→ **Passage to read**

-=-=-

Safety Last! - CoverThe Criterion Collection’ have recently released a digitally enhanced version of ‘Safety Last!’. It was directed by Sam Taylor and Fred C. Newmeye; it starred Harold Lloyd, Mildred Davis, and Bill Strother; and it lasts for 74-minutes. Plus, as an extra added bonus, the Blu-ray edition comes with an introduction by Lloyd’s granddaughter, Suzanne Lloyd, audio commentary narrated by the film scholars, Leonard Maltin and Richard Correll, an interview with the composer, Carl Davis, as well as two documentaries and three newly restored Lloyd shorts: ‘Take a Chance’ (1918), ‘Young Mr. Jazz’ (1919), and ‘His Royal Slyness’ (1920). Please enjoy.

Safety Last! [Blu-ray]

Do you know what, Bill (Bill Strother)? I’ve just come up with an amazing idea so the two of us can earn a bit more money. $1000, to be more precise, but only if you're willing to do something that’s daring, dangerous, and fairly normal for someone in your perilous profession... climb up the side of a very tall building. 

Well, as you know, ever since I first came to town, I’ve been working really, really hard at the local department store in order to save enough money to marry my childhood sweetheart, Mildred (Mildred Davis). But for some strange reason, I can’t seem to save as much as I would like, unless I can find a way of attracting more customers to shop at my place of work. Preferably, with someone like you, my death-defying friend, because my boss said that he’d pay $1000 to the first person who’d successfully spotlight his store.

-=-=-

→ **Available data**
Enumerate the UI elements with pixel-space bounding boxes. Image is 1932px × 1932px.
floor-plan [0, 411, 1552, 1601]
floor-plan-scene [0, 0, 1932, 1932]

-=-=-

→ **Exercises**
1 > According to the Safety Last! review, how long does the film run?
2 > Rewrite the part of the Safety Last! review starting with "Safety Last! [Blu-ray]" and going on through "spotlight his store.", swapping "department store" for "hardware store".
3 > Carry on the Safety Last! review from its final sentence.

→ **Answers per task**
1 > It runs for 74 minutes.

2 >
Safety Last! [Blu-ray]

Do you know what, Bill (Bill Strother)? I’ve just come up with an amazing idea so the two of us can earn a bit more money. $1000, to be more precise, but only if you're willing to do something that’s daring, dangerous, and fairly normal for someone in your perilous profession... climb up the side of a very tall building. 

Well, as you know, ever since I first came to town, I’ve been working really, really hard at the local hardware store in order to save enough money to marry my childhood sweetheart, Mildred (Mildred Davis). But for some strange reason, I can’t seem to save as much as I would like, unless I can find a way of attracting more customers to shop at my place of work. Preferably, with someone like you, my death-defying friend, because my boss said that he’d pay $1000 to the first person who’d successfully spotlight his store.

3 >
So, what do you say, Bill? Are you up for this or not? Are you willing to climb in the name of commerce? Either way, that’s most probably why what next transpires goes, up, up, and away, when Bill suddenly turns to me and says, ‘Harold (Harold Lloyd). Let’s do this!’. As a bride-to-be abruptly comes to town – a bumbling policeman turns into a right clown – a dangerous venture has a tough time getting off the ground – and at the end of the day, please remember, what goes up, must come down.

According to the late, great, Harold Lloyd, he originally came up with the idea behind this film when he first saw a 'human-fly' act climbing up the side of the Brockman Building, situated in downtown Los Angeles. Initially, he wasn’t quite sure if he’d enjoy watching someone clamber up a tall, brick, edifice, because he presumed they would accidentally slip and fall. But then, when Harold started to see the numerous reactions of his fellow spectators, reactions that ranged from happy to sad to everything in between, he said to himself, ‘This would look great in a film’, and so eventually he hired the climber to help him make, ‘Safety Last!’.

Safety Last! - Harold and Bill
Well, if you haven’t guessed by now, Harold’s co-star, Bill Strother, was the climber in question, and more or less, he also doubled for Lloyd during certain sections of his now-famous cinematic climb (principally, those sections where you can see the crowd underneath him, looking up in amazement). As for the rest of Harold's climb, though? Well, between you and me, it was largely staged on three different rooftops of varying height, along with the use of a fake wall that blended in with its surroundings, a clever cameraman who captured the illusion of depth, and a daredevil actor who had an awful lot of guts. Or in other words, it was partly artificial, but that doesn’t necessarily mean that it wasn’t enjoyable or captivating to watch. If anything, Harold's climb was so enjoyable to watch, the entire sequence has since become an inspiration for many other productions over the years.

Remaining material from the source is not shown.